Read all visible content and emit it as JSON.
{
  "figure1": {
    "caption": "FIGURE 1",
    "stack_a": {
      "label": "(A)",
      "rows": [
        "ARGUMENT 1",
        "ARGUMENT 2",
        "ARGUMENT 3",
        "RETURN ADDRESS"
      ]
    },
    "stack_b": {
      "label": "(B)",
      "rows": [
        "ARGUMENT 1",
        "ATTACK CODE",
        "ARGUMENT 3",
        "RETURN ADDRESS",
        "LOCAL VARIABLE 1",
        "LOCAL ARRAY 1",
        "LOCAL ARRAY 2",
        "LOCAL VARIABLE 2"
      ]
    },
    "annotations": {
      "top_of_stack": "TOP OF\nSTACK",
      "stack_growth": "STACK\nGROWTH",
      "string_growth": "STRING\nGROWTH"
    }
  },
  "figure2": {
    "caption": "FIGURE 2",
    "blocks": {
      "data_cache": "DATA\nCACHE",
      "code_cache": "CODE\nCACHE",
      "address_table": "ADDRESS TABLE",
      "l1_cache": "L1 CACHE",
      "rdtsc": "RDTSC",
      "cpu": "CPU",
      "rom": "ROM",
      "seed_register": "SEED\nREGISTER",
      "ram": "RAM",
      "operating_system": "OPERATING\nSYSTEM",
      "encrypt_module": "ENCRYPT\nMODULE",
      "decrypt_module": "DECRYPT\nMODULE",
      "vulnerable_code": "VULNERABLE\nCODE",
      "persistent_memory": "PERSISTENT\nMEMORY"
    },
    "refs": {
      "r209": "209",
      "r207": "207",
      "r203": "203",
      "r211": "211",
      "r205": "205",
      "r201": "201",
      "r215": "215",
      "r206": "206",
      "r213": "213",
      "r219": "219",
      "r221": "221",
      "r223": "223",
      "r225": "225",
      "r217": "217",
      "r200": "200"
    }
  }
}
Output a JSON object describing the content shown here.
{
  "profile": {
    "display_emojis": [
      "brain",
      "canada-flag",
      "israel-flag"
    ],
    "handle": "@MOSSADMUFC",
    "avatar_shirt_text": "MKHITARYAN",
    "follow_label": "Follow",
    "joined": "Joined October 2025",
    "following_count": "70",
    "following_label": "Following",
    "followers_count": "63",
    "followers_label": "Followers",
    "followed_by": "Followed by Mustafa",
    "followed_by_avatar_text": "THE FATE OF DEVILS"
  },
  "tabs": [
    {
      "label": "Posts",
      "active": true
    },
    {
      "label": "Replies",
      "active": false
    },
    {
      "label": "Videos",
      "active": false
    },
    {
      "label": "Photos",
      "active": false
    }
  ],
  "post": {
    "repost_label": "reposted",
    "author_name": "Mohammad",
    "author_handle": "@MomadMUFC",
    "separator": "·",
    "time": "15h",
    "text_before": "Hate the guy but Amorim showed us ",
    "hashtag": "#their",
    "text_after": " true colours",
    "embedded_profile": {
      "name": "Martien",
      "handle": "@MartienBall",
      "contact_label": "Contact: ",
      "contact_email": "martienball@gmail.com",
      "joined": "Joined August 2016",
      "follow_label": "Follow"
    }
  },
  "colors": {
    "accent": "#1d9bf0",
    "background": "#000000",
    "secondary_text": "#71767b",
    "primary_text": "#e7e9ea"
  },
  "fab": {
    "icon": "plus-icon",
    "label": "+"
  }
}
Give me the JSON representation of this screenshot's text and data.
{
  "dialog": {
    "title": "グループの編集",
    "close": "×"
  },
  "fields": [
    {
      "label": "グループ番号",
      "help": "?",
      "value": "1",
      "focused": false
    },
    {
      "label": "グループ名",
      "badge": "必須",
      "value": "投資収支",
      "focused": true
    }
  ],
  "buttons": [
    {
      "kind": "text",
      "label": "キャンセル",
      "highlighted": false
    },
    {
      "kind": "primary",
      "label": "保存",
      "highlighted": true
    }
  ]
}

------------------------------------------------------------

▸ Job
Every record above must be duplicated exactly.

▸ The completed task
Read all visible content and emit it as JSON.
{
  "figure1": {
    "caption": "FIGURE 1",
    "stack_a": {
      "label": "(A)",
      "rows": [
        "ARGUMENT 1",
        "ARGUMENT 2",
        "ARGUMENT 3",
        "RETURN ADDRESS"
      ]
    },
    "stack_b": {
      "label": "(B)",
      "rows": [
        "ARGUMENT 1",
        "ATTACK CODE",
        "ARGUMENT 3",
        "RETURN ADDRESS",
        "LOCAL VARIABLE 1",
        "LOCAL ARRAY 1",
        "LOCAL ARRAY 2",
        "LOCAL VARIABLE 2"
      ]
    },
    "annotations": {
      "top_of_stack": "TOP OF\nSTACK",
      "stack_growth": "STACK\nGROWTH",
      "string_growth": "STRING\nGROWTH"
    }
  },
  "figure2": {
    "caption": "FIGURE 2",
    "blocks": {
      "data_cache": "DATA\nCACHE",
      "code_cache": "CODE\nCACHE",
      "address_table": "ADDRESS TABLE",
      "l1_cache": "L1 CACHE",
      "rdtsc": "RDTSC",
      "cpu": "CPU",
      "rom": "ROM",
      "seed_register": "SEED\nREGISTER",
      "ram": "RAM",
      "operating_system": "OPERATING\nSYSTEM",
      "encrypt_module": "ENCRYPT\nMODULE",
      "decrypt_module": "DECRYPT\nMODULE",
      "vulnerable_code": "VULNERABLE\nCODE",
      "persistent_memory": "PERSISTENT\nMEMORY"
    },
    "refs": {
      "r209": "209",
      "r207": "207",
      "r203": "203",
      "r211": "211",
      "r205": "205",
      "r201": "201",
      "r215": "215",
      "r206": "206",
      "r213": "213",
      "r219": "219",
      "r221": "221",
      "r223": "223",
      "r225": "225",
      "r217": "217",
      "r200": "200"
    }
  }
}
Output a JSON object describing the content shown here.
{
  "profile": {
    "display_emojis": [
      "brain",
      "canada-flag",
      "israel-flag"
    ],
    "handle": "@MOSSADMUFC",
    "avatar_shirt_text": "MKHITARYAN",
    "follow_label": "Follow",
    "joined": "Joined October 2025",
    "following_count": "70",
    "following_label": "Following",
    "followers_count": "63",
    "followers_label": "Followers",
    "followed_by": "Followed by Mustafa",
    "followed_by_avatar_text": "THE FATE OF DEVILS"
  },
  "tabs": [
    {
      "label": "Posts",
      "active": true
    },
    {
      "label": "Replies",
      "active": false
    },
    {
      "label": "Videos",
      "active": false
    },
    {
      "label": "Photos",
      "active": false
    }
  ],
  "post": {
    "repost_label": "reposted",
    "author_name": "Mohammad",
    "author_handle": "@MomadMUFC",
    "separator": "·",
    "time": "15h",
    "text_before": "Hate the guy but Amorim showed us ",
    "hashtag": "#their",
    "text_after": " true colours",
    "embedded_profile": {
      "name": "Martien",
      "handle": "@MartienBall",
      "contact_label": "Contact: ",
      "contact_email": "martienball@gmail.com",
      "joined": "Joined August 2016",
      "follow_label": "Follow"
    }
  },
  "colors": {
    "accent": "#1d9bf0",
    "background": "#000000",
    "secondary_text": "#71767b",
    "primary_text": "#e7e9ea"
  },
  "fab": {
    "icon": "plus-icon",
    "label": "+"
  }
}
Give me the JSON representation of this screenshot's text and data.
{
  "dialog": {
    "title": "グループの編集",
    "close": "×"
  },
  "fields": [
    {
      "label": "グループ番号",
      "help": "?",
      "value": "1",
      "focused": false
    },
    {
      "label": "グループ名",
      "badge": "必須",
      "value": "投資収支",
      "focused": true
    }
  ],
  "buttons": [
    {
      "kind": "text",
      "label": "キャンセル",
      "highlighted": false
    },
    {
      "kind": "primary",
      "label": "保存",
      "highlighted": true
    }
  ]
}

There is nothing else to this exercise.